##### Records provided #####

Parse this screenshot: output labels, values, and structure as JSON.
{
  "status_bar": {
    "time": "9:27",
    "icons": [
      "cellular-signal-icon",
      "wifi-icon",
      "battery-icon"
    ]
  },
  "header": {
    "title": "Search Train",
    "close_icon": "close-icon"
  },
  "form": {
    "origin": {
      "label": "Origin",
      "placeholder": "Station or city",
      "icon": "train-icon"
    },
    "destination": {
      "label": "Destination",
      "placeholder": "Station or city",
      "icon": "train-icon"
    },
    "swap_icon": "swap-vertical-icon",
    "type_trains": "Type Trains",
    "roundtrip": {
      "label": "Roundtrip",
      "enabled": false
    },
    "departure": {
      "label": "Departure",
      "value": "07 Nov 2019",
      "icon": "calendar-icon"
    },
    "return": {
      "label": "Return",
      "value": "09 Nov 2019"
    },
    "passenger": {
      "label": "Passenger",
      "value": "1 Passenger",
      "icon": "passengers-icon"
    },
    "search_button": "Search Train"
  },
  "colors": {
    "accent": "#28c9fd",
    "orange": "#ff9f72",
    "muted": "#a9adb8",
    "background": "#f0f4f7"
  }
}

#####

Exercise description: Pull out all lines in the data above that include "Search".

Solution to the problem:
    "title": "Search Train",
    "search_button": "Search Train"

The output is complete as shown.